EXTRACTED MATERIAL ▸
** Start **
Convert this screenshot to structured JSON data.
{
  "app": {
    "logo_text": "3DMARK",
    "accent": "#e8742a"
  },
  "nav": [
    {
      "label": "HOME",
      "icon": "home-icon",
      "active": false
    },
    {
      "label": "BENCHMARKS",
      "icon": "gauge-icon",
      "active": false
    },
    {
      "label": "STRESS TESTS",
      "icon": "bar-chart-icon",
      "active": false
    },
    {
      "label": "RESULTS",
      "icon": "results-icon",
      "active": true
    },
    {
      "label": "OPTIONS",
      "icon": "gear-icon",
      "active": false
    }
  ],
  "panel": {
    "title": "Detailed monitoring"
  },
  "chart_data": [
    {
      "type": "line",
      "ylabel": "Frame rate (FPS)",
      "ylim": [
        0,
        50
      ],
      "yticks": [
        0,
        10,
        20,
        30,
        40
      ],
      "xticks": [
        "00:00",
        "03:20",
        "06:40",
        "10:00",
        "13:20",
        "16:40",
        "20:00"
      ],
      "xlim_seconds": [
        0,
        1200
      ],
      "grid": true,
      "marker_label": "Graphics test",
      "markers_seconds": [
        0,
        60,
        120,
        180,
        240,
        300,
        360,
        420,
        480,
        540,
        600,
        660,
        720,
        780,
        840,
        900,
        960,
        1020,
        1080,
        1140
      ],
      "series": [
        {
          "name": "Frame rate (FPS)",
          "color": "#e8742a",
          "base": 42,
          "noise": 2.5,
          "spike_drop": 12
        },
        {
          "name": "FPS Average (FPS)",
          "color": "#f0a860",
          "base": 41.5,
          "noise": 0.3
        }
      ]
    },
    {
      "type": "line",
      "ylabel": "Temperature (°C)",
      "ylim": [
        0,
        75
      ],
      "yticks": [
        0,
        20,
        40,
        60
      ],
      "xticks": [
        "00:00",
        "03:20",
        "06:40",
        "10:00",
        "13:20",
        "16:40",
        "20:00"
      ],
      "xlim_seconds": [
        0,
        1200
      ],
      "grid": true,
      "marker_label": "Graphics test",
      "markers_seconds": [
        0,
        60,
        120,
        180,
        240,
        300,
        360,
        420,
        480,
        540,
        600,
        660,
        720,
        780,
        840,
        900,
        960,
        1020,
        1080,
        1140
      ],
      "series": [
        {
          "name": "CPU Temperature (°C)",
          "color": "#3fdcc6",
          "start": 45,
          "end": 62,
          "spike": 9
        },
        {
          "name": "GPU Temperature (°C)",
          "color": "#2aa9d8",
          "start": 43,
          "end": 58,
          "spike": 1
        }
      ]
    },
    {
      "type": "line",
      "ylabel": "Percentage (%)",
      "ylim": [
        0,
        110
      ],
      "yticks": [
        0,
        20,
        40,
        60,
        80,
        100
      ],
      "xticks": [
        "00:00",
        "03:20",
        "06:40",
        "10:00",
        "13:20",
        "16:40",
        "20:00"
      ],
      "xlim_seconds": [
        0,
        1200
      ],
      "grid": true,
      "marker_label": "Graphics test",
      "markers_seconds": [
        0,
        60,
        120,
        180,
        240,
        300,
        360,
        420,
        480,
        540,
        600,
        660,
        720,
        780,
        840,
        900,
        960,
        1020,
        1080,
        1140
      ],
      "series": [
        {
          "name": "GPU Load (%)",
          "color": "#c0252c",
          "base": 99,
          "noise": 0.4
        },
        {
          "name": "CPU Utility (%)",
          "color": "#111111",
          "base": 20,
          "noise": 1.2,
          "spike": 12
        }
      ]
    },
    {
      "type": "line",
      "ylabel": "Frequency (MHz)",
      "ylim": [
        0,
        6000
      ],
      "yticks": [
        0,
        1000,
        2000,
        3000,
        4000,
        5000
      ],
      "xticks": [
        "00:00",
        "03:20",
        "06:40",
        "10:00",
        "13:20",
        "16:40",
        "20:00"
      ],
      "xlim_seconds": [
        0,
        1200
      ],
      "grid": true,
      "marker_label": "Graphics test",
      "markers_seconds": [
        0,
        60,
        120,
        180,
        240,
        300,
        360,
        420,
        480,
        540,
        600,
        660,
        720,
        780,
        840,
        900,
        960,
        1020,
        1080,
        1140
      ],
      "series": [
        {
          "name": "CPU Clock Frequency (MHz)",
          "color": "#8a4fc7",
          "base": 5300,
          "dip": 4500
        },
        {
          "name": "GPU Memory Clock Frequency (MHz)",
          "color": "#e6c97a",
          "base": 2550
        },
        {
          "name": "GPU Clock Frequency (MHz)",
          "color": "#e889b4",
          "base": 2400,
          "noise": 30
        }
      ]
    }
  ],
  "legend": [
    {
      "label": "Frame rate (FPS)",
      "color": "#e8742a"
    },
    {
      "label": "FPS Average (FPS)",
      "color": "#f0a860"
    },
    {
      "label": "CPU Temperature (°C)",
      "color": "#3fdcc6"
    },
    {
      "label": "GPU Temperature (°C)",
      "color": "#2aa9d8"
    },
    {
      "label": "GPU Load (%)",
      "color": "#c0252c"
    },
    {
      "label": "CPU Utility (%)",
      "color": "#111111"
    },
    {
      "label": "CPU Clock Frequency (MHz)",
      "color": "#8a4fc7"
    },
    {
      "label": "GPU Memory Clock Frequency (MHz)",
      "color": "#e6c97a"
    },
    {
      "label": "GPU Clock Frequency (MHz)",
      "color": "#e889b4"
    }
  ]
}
** End **
WHAT YOU SHOULD DO ▸
Write out every record shown above, word for word.

SOLUTION TO THE PROBLEM ▸
Convert this screenshot to structured JSON data.
{
  "app": {
    "logo_text": "3DMARK",
    "accent": "#e8742a"
  },
  "nav": [
    {
      "label": "HOME",
      "icon": "home-icon",
      "active": false
    },
    {
      "label": "BENCHMARKS",
      "icon": "gauge-icon",
      "active": false
    },
    {
      "label": "STRESS TESTS",
      "icon": "bar-chart-icon",
      "active": false
    },
    {
      "label": "RESULTS",
      "icon": "results-icon",
      "active": true
    },
    {
      "label": "OPTIONS",
      "icon": "gear-icon",
      "active": false
    }
  ],
  "panel": {
    "title": "Detailed monitoring"
  },
  "chart_data": [
    {
      "type": "line",
      "ylabel": "Frame rate (FPS)",
      "ylim": [
        0,
        50
      ],
      "yticks": [
        0,
        10,
        20,
        30,
        40
      ],
      "xticks": [
        "00:00",
        "03:20",
        "06:40",
        "10:00",
        "13:20",
        "16:40",
        "20:00"
      ],
      "xlim_seconds": [
        0,
        1200
      ],
      "grid": true,
      "marker_label": "Graphics test",
      "markers_seconds": [
        0,
        60,
        120,
        180,
        240,
        300,
        360,
        420,
        480,
        540,
        600,
        660,
        720,
        780,
        840,
        900,
        960,
        1020,
        1080,
        1140
      ],
      "series": [
        {
          "name": "Frame rate (FPS)",
          "color": "#e8742a",
          "base": 42,
          "noise": 2.5,
          "spike_drop": 12
        },
        {
          "name": "FPS Average (FPS)",
          "color": "#f0a860",
          "base": 41.5,
          "noise": 0.3
        }
      ]
    },
    {
      "type": "line",
      "ylabel": "Temperature (°C)",
      "ylim": [
        0,
        75
      ],
      "yticks": [
        0,
        20,
        40,
        60
      ],
      "xticks": [
        "00:00",
        "03:20",
        "06:40",
        "10:00",
        "13:20",
        "16:40",
        "20:00"
      ],
      "xlim_seconds": [
        0,
        1200
      ],
      "grid": true,
      "marker_label": "Graphics test",
      "markers_seconds": [
        0,
        60,
        120,
        180,
        240,
        300,
        360,
        420,
        480,
        540,
        600,
        660,
        720,
        780,
        840,
        900,
        960,
        1020,
        1080,
        1140
      ],
      "series": [
        {
          "name": "CPU Temperature (°C)",
          "color": "#3fdcc6",
          "start": 45,
          "end": 62,
          "spike": 9
        },
        {
          "name": "GPU Temperature (°C)",
          "color": "#2aa9d8",
          "start": 43,
          "end": 58,
          "spike": 1
        }
      ]
    },
    {
      "type": "line",
      "ylabel": "Percentage (%)",
      "ylim": [
        0,
        110
      ],
      "yticks": [
        0,
        20,
        40,
        60,
        80,
        100
      ],
      "xticks": [
        "00:00",
        "03:20",
        "06:40",
        "10:00",
        "13:20",
        "16:40",
        "20:00"
      ],
      "xlim_seconds": [
        0,
        1200
      ],
      "grid": true,
      "marker_label": "Graphics test",
      "markers_seconds": [
        0,
        60,
        120,
        180,
        240,
        300,
        360,
        420,
        480,
        540,
        600,
        660,
        720,
        780,
        840,
        900,
        960,
        1020,
        1080,
        1140
      ],
      "series": [
        {
          "name": "GPU Load (%)",
          "color": "#c0252c",
          "base": 99,
          "noise": 0.4
        },
        {
          "name": "CPU Utility (%)",
          "color": "#111111",
          "base": 20,
          "noise": 1.2,
          "spike": 12
        }
      ]
    },
    {
      "type": "line",
      "ylabel": "Frequency (MHz)",
      "ylim": [
        0,
        6000
      ],
      "yticks": [
        0,
        1000,
        2000,
        3000,
        4000,
        5000
      ],
      "xticks": [
        "00:00",
        "03:20",
        "06:40",
        "10:00",
        "13:20",
        "16:40",
        "20:00"
      ],
      "xlim_seconds": [
        0,
        1200
      ],
      "grid": true,
      "marker_label": "Graphics test",
      "markers_seconds": [
        0,
        60,
        120,
        180,
        240,
        300,
        360,
        420,
        480,
        540,
        600,
        660,
        720,
        780,
        840,
        900,
        960,
        1020,
        1080,
        1140
      ],
      "series": [
        {
          "name": "CPU Clock Frequency (MHz)",
          "color": "#8a4fc7",
          "base": 5300,
          "dip": 4500
        },
        {
          "name": "GPU Memory Clock Frequency (MHz)",
          "color": "#e6c97a",
          "base": 2550
        },
        {
          "name": "GPU Clock Frequency (MHz)",
          "color": "#e889b4",
          "base": 2400,
          "noise": 30
        }
      ]
    }
  ],
  "legend": [
    {
      "label": "Frame rate (FPS)",
      "color": "#e8742a"
    },
    {
      "label": "FPS Average (FPS)",
      "color": "#f0a860"
    },
    {
      "label": "CPU Temperature (°C)",
      "color": "#3fdcc6"
    },
    {
      "label": "GPU Temperature (°C)",
      "color": "#2aa9d8"
    },
    {
      "label": "GPU Load (%)",
      "color": "#c0252c"
    },
    {
      "label": "CPU Utility (%)",
      "color": "#111111"
    },
    {
      "label": "CPU Clock Frequency (MHz)",
      "color": "#8a4fc7"
    },
    {
      "label": "GPU Memory Clock Frequency (MHz)",
      "color": "#e6c97a"
    },
    {
      "label": "GPU Clock Frequency (MHz)",
      "color": "#e889b4"
    }
  ]
}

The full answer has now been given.